Instruction: Retype every line of the data below, changing nothing.

__________

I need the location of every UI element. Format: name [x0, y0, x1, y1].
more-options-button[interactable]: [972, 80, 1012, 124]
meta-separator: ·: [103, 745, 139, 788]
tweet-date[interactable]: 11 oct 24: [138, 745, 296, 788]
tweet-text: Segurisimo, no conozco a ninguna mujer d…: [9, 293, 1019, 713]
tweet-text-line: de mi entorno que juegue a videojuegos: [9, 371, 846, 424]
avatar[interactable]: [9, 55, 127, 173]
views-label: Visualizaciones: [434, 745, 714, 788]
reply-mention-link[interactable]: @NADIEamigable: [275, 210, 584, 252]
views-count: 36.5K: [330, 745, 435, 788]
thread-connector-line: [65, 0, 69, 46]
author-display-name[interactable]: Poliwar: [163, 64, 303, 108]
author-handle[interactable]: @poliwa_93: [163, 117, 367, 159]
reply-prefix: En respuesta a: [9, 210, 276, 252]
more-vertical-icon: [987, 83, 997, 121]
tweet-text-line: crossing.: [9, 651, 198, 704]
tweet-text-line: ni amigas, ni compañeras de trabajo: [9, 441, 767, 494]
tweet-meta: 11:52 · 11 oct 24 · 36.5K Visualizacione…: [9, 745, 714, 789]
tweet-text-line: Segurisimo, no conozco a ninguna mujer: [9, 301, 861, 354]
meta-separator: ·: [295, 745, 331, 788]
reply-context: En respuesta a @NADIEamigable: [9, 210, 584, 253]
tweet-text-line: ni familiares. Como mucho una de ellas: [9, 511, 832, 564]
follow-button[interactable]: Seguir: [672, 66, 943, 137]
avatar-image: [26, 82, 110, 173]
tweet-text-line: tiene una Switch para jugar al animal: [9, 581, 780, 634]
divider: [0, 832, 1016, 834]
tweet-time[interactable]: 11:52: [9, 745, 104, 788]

__________

Solution to the exercise:
I need the location of every UI element. Format: name [x0, y0, x1, y1].
more-options-button[interactable]: [972, 80, 1012, 124]
meta-separator: ·: [103, 745, 139, 788]
tweet-date[interactable]: 11 oct 24: [138, 745, 296, 788]
tweet-text: Segurisimo, no conozco a ninguna mujer d…: [9, 293, 1019, 713]
tweet-text-line: de mi entorno que juegue a videojuegos: [9, 371, 846, 424]
avatar[interactable]: [9, 55, 127, 173]
views-label: Visualizaciones: [434, 745, 714, 788]
reply-mention-link[interactable]: @NADIEamigable: [275, 210, 584, 252]
views-count: 36.5K: [330, 745, 435, 788]
thread-connector-line: [65, 0, 69, 46]
author-display-name[interactable]: Poliwar: [163, 64, 303, 108]
author-handle[interactable]: @poliwa_93: [163, 117, 367, 159]
reply-prefix: En respuesta a: [9, 210, 276, 252]
more-vertical-icon: [987, 83, 997, 121]
tweet-text-line: crossing.: [9, 651, 198, 704]
tweet-text-line: ni amigas, ni compañeras de trabajo: [9, 441, 767, 494]
tweet-meta: 11:52 · 11 oct 24 · 36.5K Visualizacione…: [9, 745, 714, 789]
tweet-text-line: Segurisimo, no conozco a ninguna mujer: [9, 301, 861, 354]
meta-separator: ·: [295, 745, 331, 788]
reply-context: En respuesta a @NADIEamigable: [9, 210, 584, 253]
tweet-text-line: ni familiares. Como mucho una de ellas: [9, 511, 832, 564]
follow-button[interactable]: Seguir: [672, 66, 943, 137]
avatar-image: [26, 82, 110, 173]
tweet-text-line: tiene una Switch para jugar al animal: [9, 581, 780, 634]
divider: [0, 832, 1016, 834]
tweet-time[interactable]: 11:52: [9, 745, 104, 788]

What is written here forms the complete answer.